Directions for this task —
Pictures stay out of the copy; set down each line of the listing below exactly.

Data excerpts —
━━━━━━

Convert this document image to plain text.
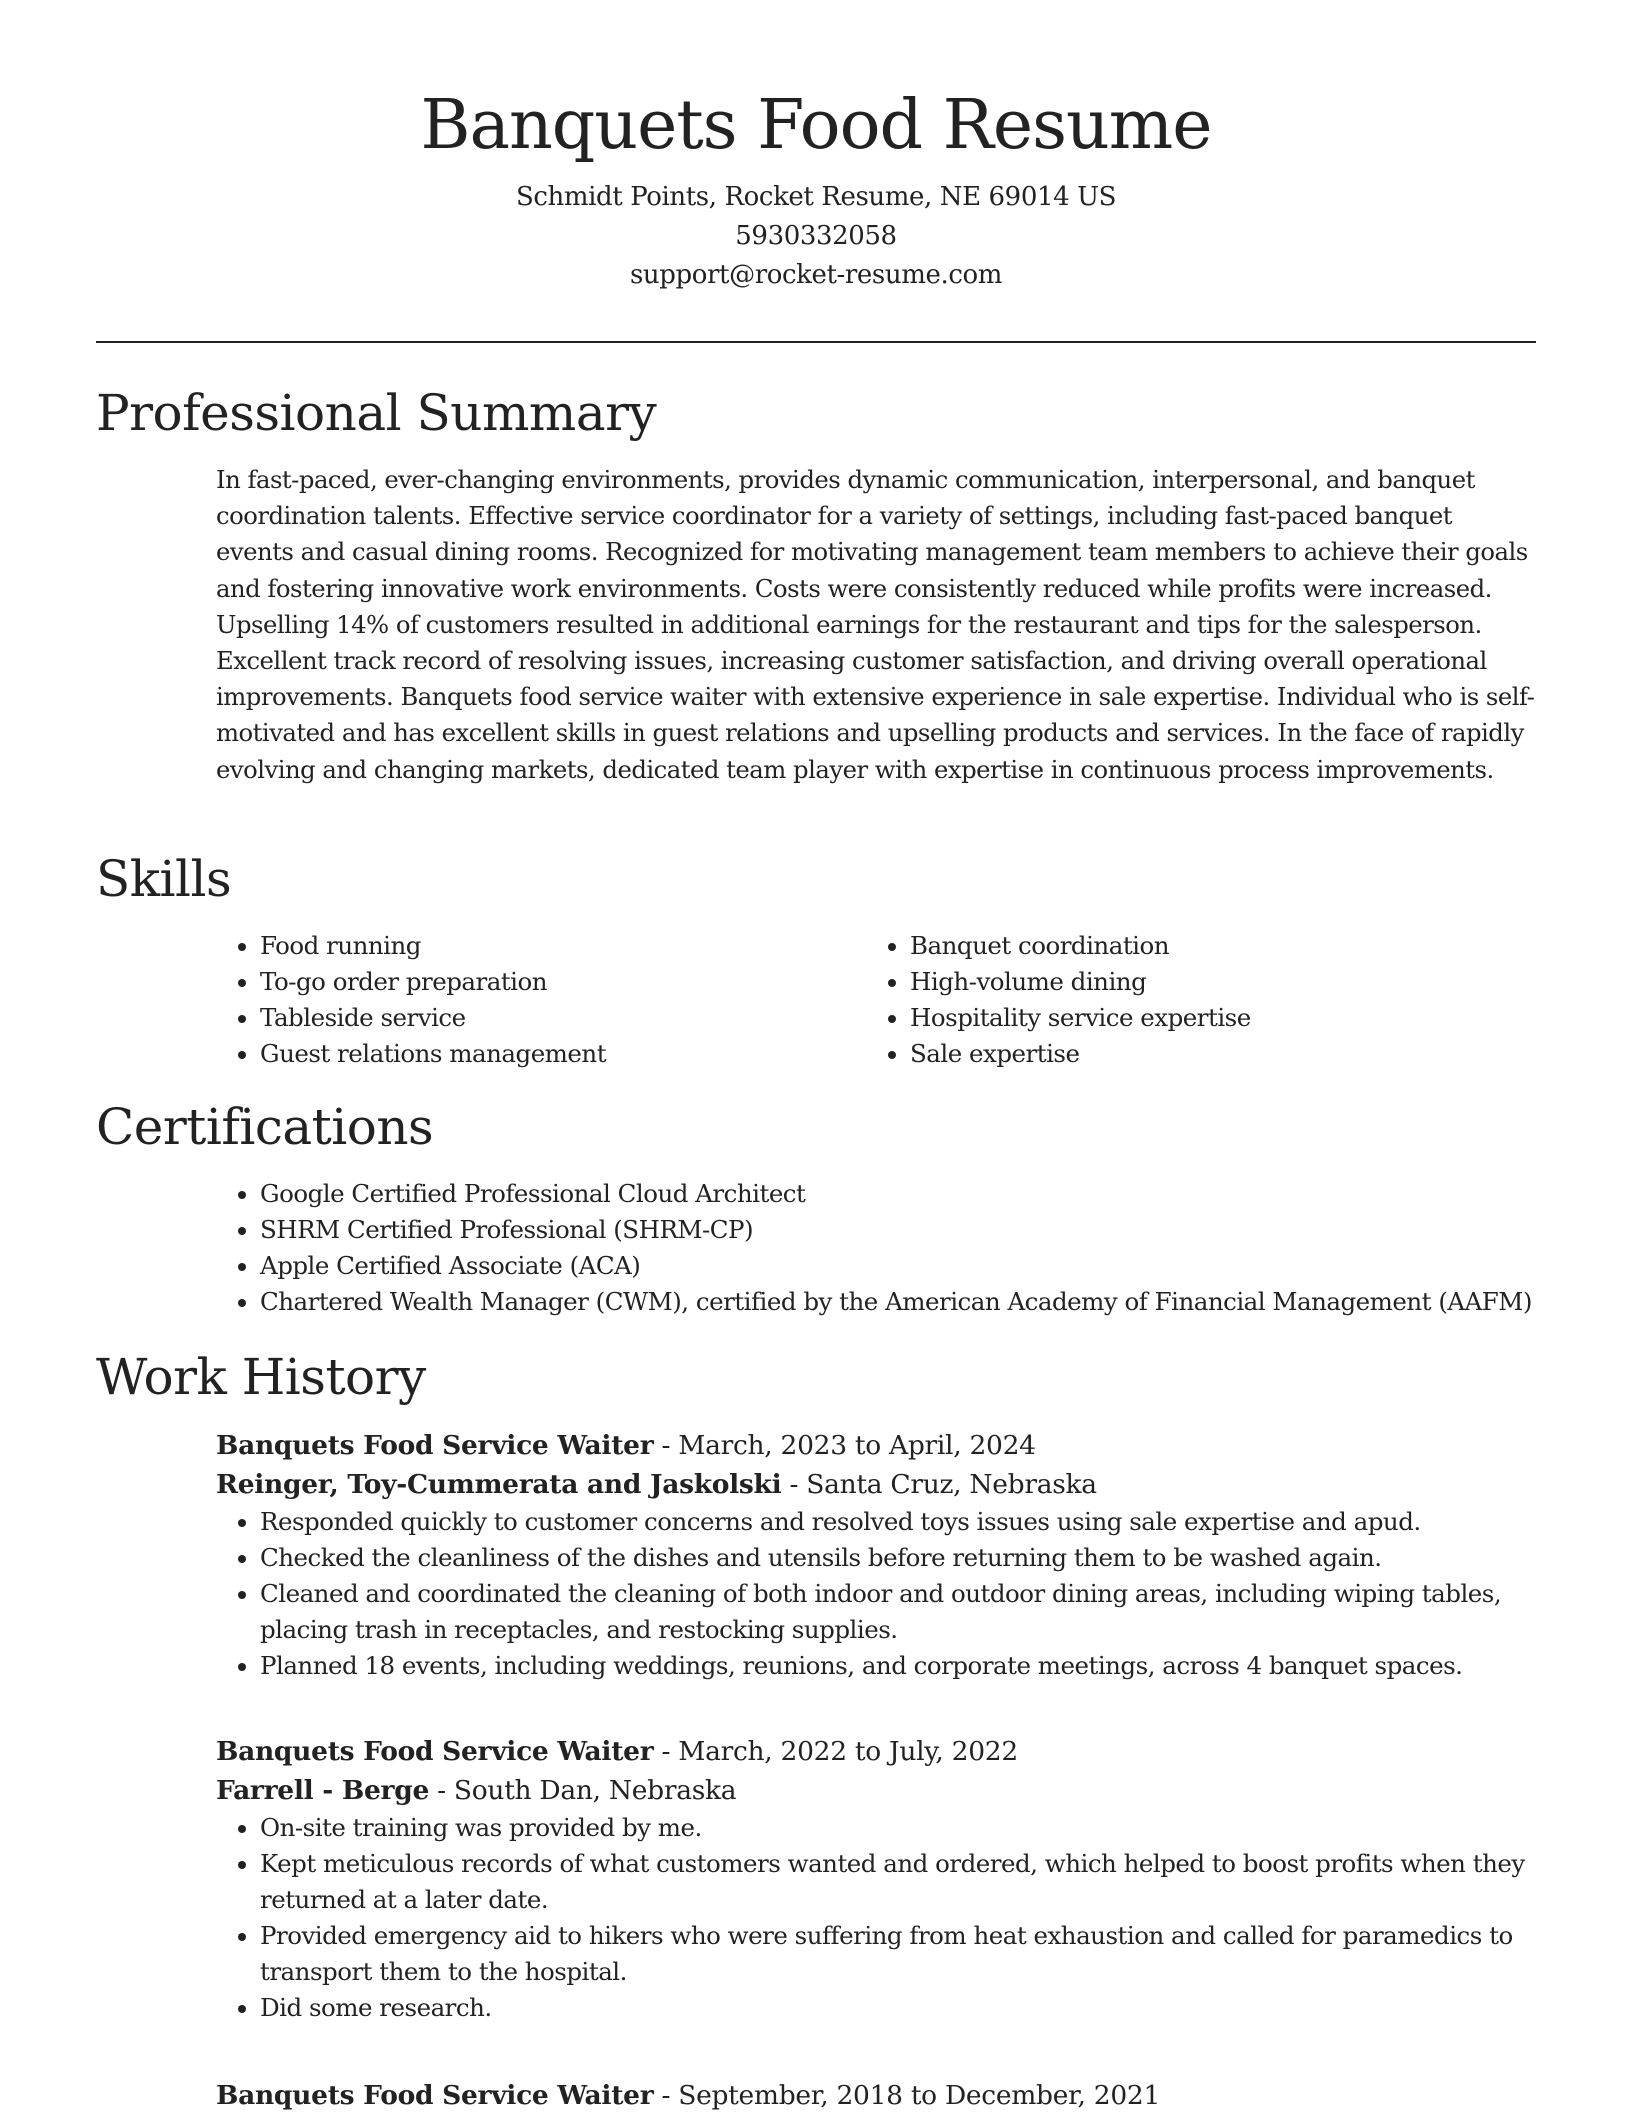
Banquets Food Resume
Schmidt Points, Rocket Resume, NE 69014 US
5930332058
support@rocket-resume.com
Professional Summary

In fast-paced, ever-changing environments, provides dynamic communication, interpersonal, and banquet coordination talents. Effective service coordinator for a variety of settings, including fast-paced banquet events and casual dining rooms. Recognized for motivating management team members to achieve their goals and fostering innovative work environments. Costs were consistently reduced while profits were increased. Upselling 14% of customers resulted in additional earnings for the restaurant and tips for the salesperson. Excellent track record of resolving issues, increasing customer satisfaction, and driving overall operational improvements. Banquets food service waiter with extensive experience in sale expertise. Individual who is self-motivated and has excellent skills in guest relations and upselling products and services. In the face of rapidly evolving and changing markets, dedicated team player with expertise in continuous process improvements.

Skills
• Food running
• To-go order preparation
• Tableside service
• Guest relations management
• Banquet coordination
• High-volume dining
• Hospitality service expertise
• Sale expertise
Certifications
• Google Certified Professional Cloud Architect
• SHRM Certified Professional (SHRM-CP)
• Apple Certified Associate (ACA)
• Chartered Wealth Manager (CWM), certified by the American Academy of Financial Management (AAFM)
Work History
Banquets Food Service Waiter - March, 2023 to April, 2024
Reinger, Toy-Cummerata and Jaskolski - Santa Cruz, Nebraska
• Responded quickly to customer concerns and resolved toys issues using sale expertise and apud.
• Checked the cleanliness of the dishes and utensils before returning them to be washed again.
• Cleaned and coordinated the cleaning of both indoor and outdoor dining areas, including wiping tables, placing trash in receptacles, and restocking supplies.
• Planned 18 events, including weddings, reunions, and corporate meetings, across 4 banquet spaces.
Banquets Food Service Waiter - March, 2022 to July, 2022
Farrell - Berge - South Dan, Nebraska
• On-site training was provided by me.
• Kept meticulous records of what customers wanted and ordered, which helped to boost profits when they returned at a later date.
• Provided emergency aid to hikers who were suffering from heat exhaustion and called for paramedics to transport them to the hospital.
• Did some research.
Banquets Food Service Waiter - September, 2018 to December, 2021
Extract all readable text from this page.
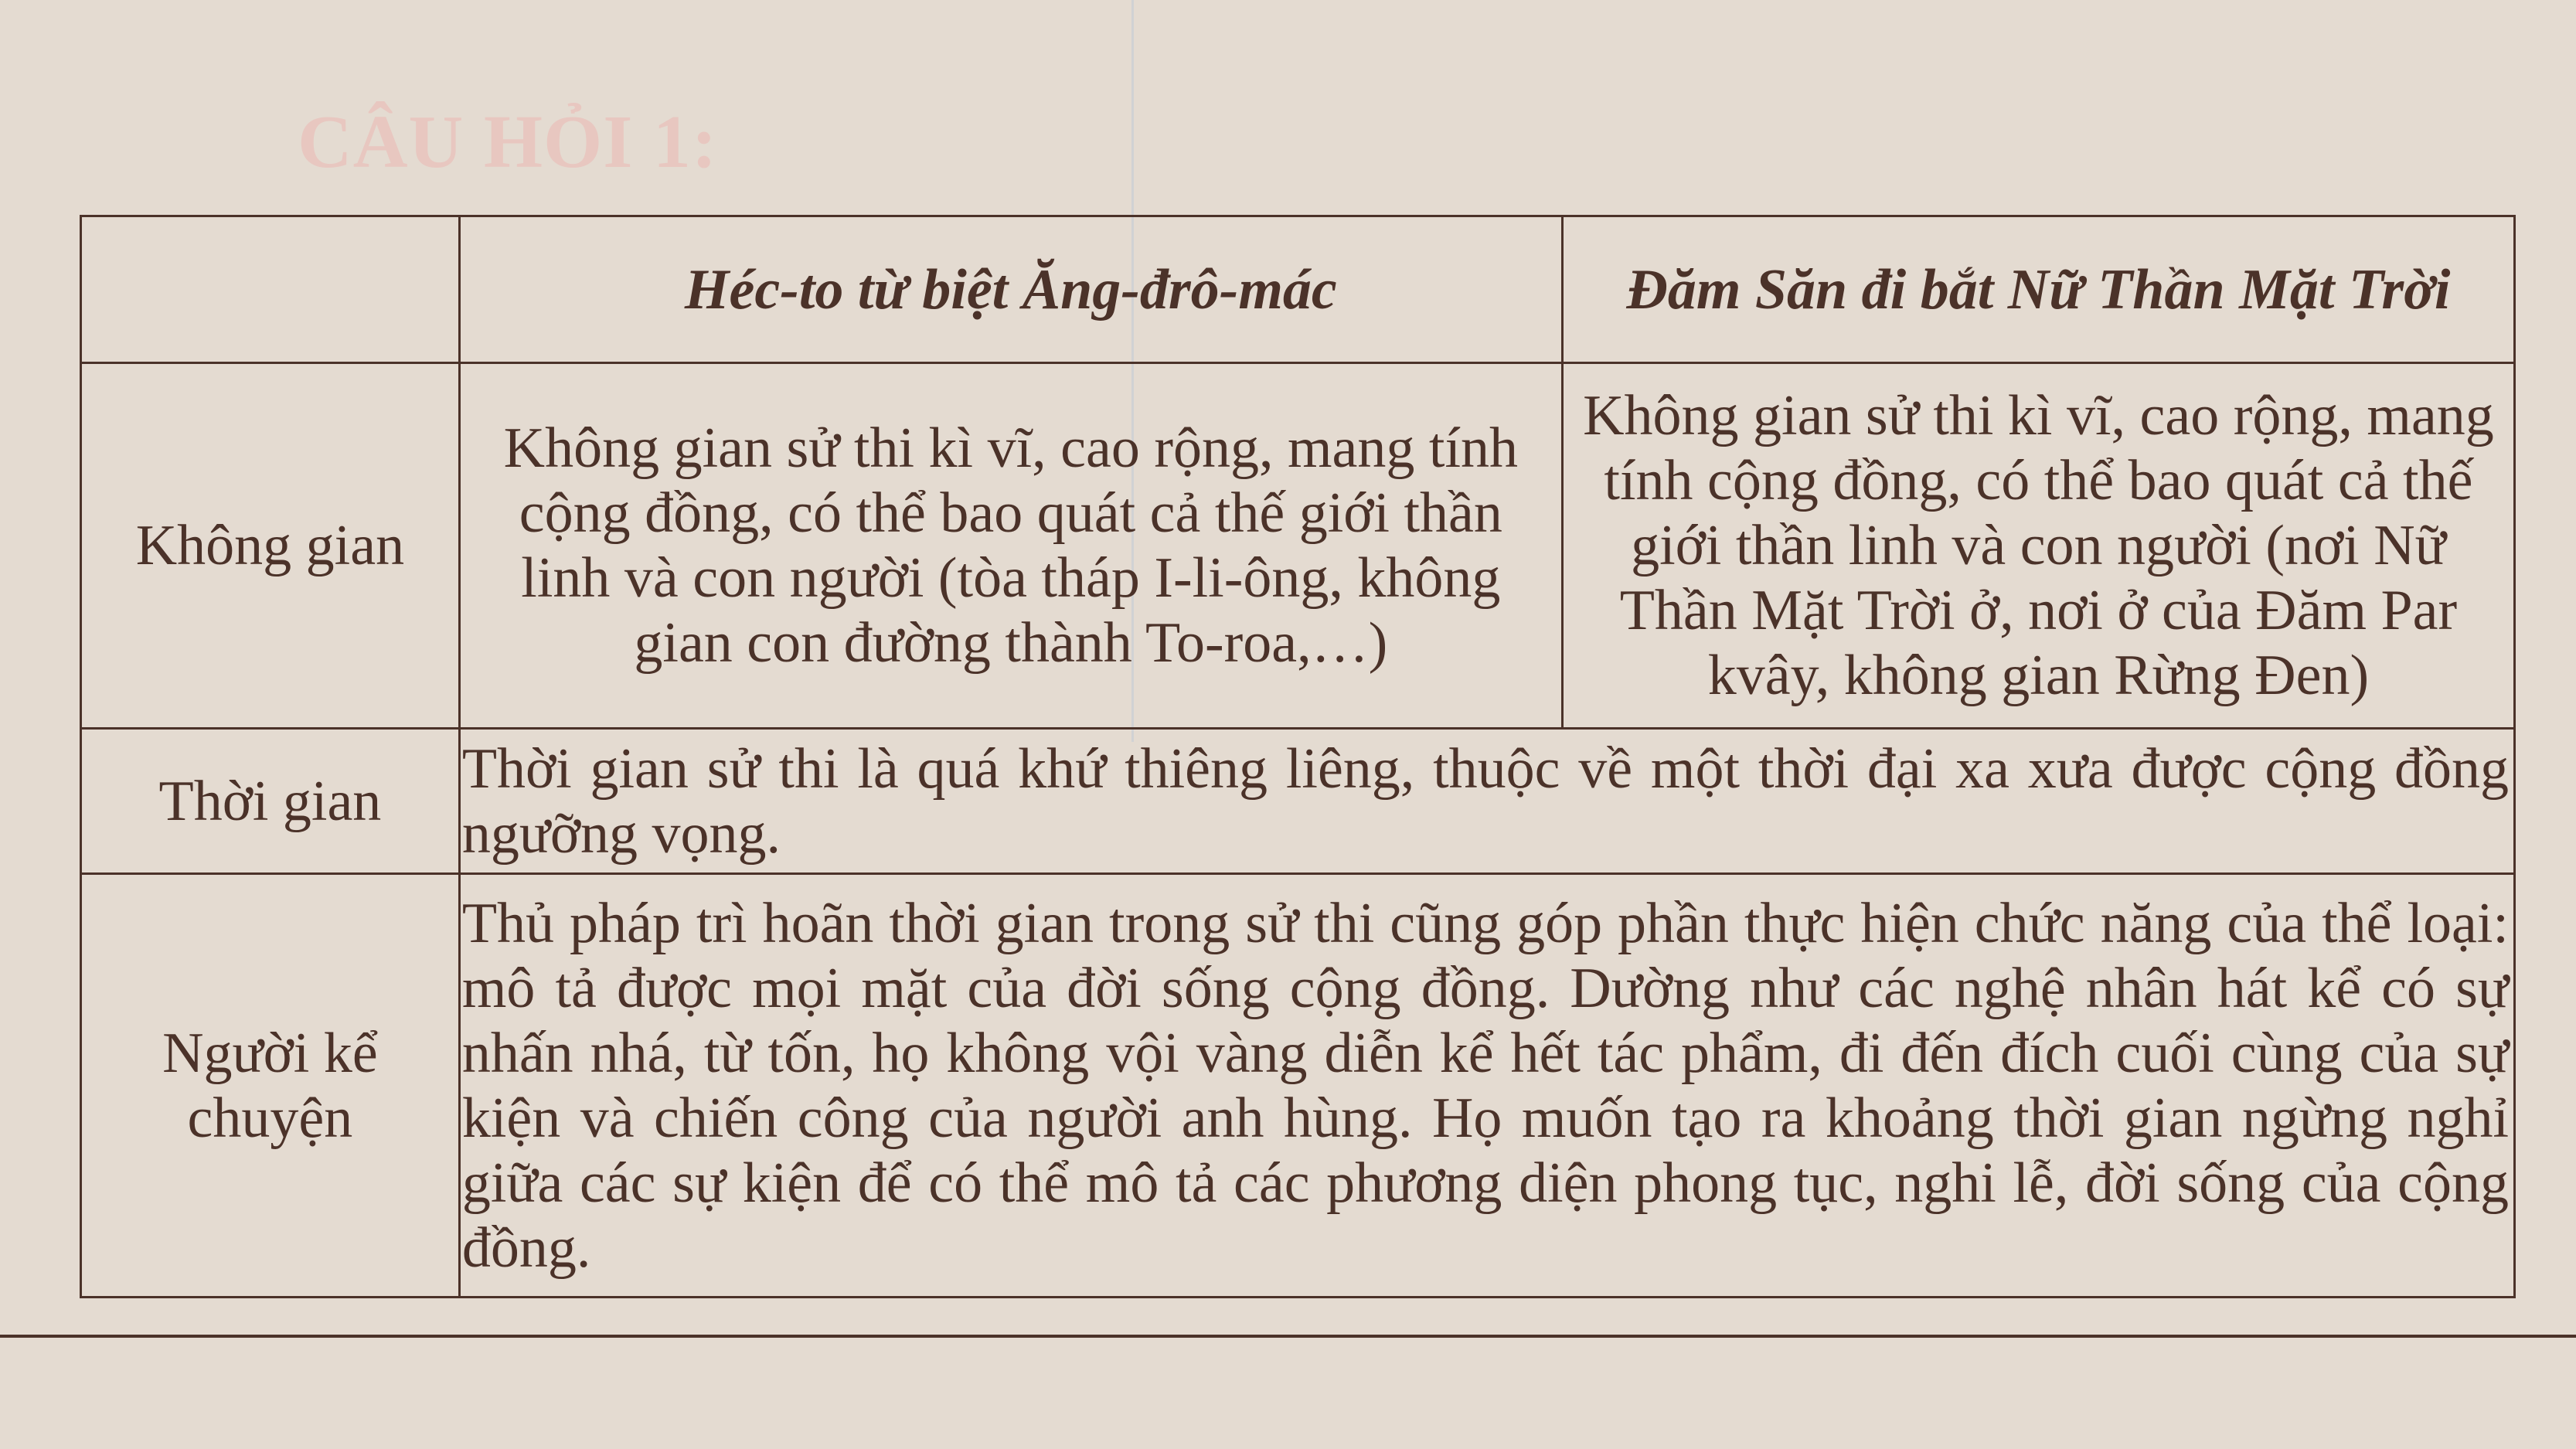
CÂU HỎI 1:
	Héc-to từ biệt Ăng-đrô-mác	Đăm Săn đi bắt Nữ Thần Mặt Trời
Không gian	Không gian sử thi kì vĩ, cao rộng, mang tính cộng đồng, có thể bao quát cả thế giới thần linh và con người (tòa tháp I-li-ông, không gian con đường thành To-roa,…)	Không gian sử thi kì vĩ, cao rộng, mang tính cộng đồng, có thể bao quát cả thế giới thần linh và con người (nơi Nữ Thần Mặt Trời ở, nơi ở của Đăm Par kvây, không gian Rừng Đen)
Thời gian	Thời gian sử thi là quá khứ thiêng liêng, thuộc về một thời đại xa xưa được cộng đồng ngưỡng vọng.	
Người kể chuyện	Thủ pháp trì hoãn thời gian trong sử thi cũng góp phần thực hiện chức năng của thể loại: mô tả được mọi mặt của đời sống cộng đồng. Dường như các nghệ nhân hát kể có sự nhấn nhá, từ tốn, họ không vội vàng diễn kể hết tác phẩm, đi đến đích cuối cùng của sự kiện và chiến công của người anh hùng. Họ muốn tạo ra khoảng thời gian ngừng nghỉ giữa các sự kiện để có thể mô tả các phương diện phong tục, nghi lễ, đời sống của cộng đồng.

━━━━━━

Result of the task —
Convert this document image to plain text.
Banquets Food Resume
Schmidt Points, Rocket Resume, NE 69014 US
5930332058
support@rocket-resume.com
Professional Summary

In fast-paced, ever-changing environments, provides dynamic communication, interpersonal, and banquet coordination talents. Effective service coordinator for a variety of settings, including fast-paced banquet events and casual dining rooms. Recognized for motivating management team members to achieve their goals and fostering innovative work environments. Costs were consistently reduced while profits were increased. Upselling 14% of customers resulted in additional earnings for the restaurant and tips for the salesperson. Excellent track record of resolving issues, increasing customer satisfaction, and driving overall operational improvements. Banquets food service waiter with extensive experience in sale expertise. Individual who is self-motivated and has excellent skills in guest relations and upselling products and services. In the face of rapidly evolving and changing markets, dedicated team player with expertise in continuous process improvements.

Skills
• Food running
• To-go order preparation
• Tableside service
• Guest relations management
• Banquet coordination
• High-volume dining
• Hospitality service expertise
• Sale expertise
Certifications
• Google Certified Professional Cloud Architect
• SHRM Certified Professional (SHRM-CP)
• Apple Certified Associate (ACA)
• Chartered Wealth Manager (CWM), certified by the American Academy of Financial Management (AAFM)
Work History
Banquets Food Service Waiter - March, 2023 to April, 2024
Reinger, Toy-Cummerata and Jaskolski - Santa Cruz, Nebraska
• Responded quickly to customer concerns and resolved toys issues using sale expertise and apud.
• Checked the cleanliness of the dishes and utensils before returning them to be washed again.
• Cleaned and coordinated the cleaning of both indoor and outdoor dining areas, including wiping tables, placing trash in receptacles, and restocking supplies.
• Planned 18 events, including weddings, reunions, and corporate meetings, across 4 banquet spaces.
Banquets Food Service Waiter - March, 2022 to July, 2022
Farrell - Berge - South Dan, Nebraska
• On-site training was provided by me.
• Kept meticulous records of what customers wanted and ordered, which helped to boost profits when they returned at a later date.
• Provided emergency aid to hikers who were suffering from heat exhaustion and called for paramedics to transport them to the hospital.
• Did some research.
Banquets Food Service Waiter - September, 2018 to December, 2021
Extract all readable text from this page.
CÂU HỎI 1:
	Héc-to từ biệt Ăng-đrô-mác	Đăm Săn đi bắt Nữ Thần Mặt Trời
Không gian	Không gian sử thi kì vĩ, cao rộng, mang tính cộng đồng, có thể bao quát cả thế giới thần linh và con người (tòa tháp I-li-ông, không gian con đường thành To-roa,…)	Không gian sử thi kì vĩ, cao rộng, mang tính cộng đồng, có thể bao quát cả thế giới thần linh và con người (nơi Nữ Thần Mặt Trời ở, nơi ở của Đăm Par kvây, không gian Rừng Đen)
Thời gian	Thời gian sử thi là quá khứ thiêng liêng, thuộc về một thời đại xa xưa được cộng đồng ngưỡng vọng.	
Người kể chuyện	Thủ pháp trì hoãn thời gian trong sử thi cũng góp phần thực hiện chức năng của thể loại: mô tả được mọi mặt của đời sống cộng đồng. Dường như các nghệ nhân hát kể có sự nhấn nhá, từ tốn, họ không vội vàng diễn kể hết tác phẩm, đi đến đích cuối cùng của sự kiện và chiến công của người anh hùng. Họ muốn tạo ra khoảng thời gian ngừng nghỉ giữa các sự kiện để có thể mô tả các phương diện phong tục, nghi lễ, đời sống của cộng đồng.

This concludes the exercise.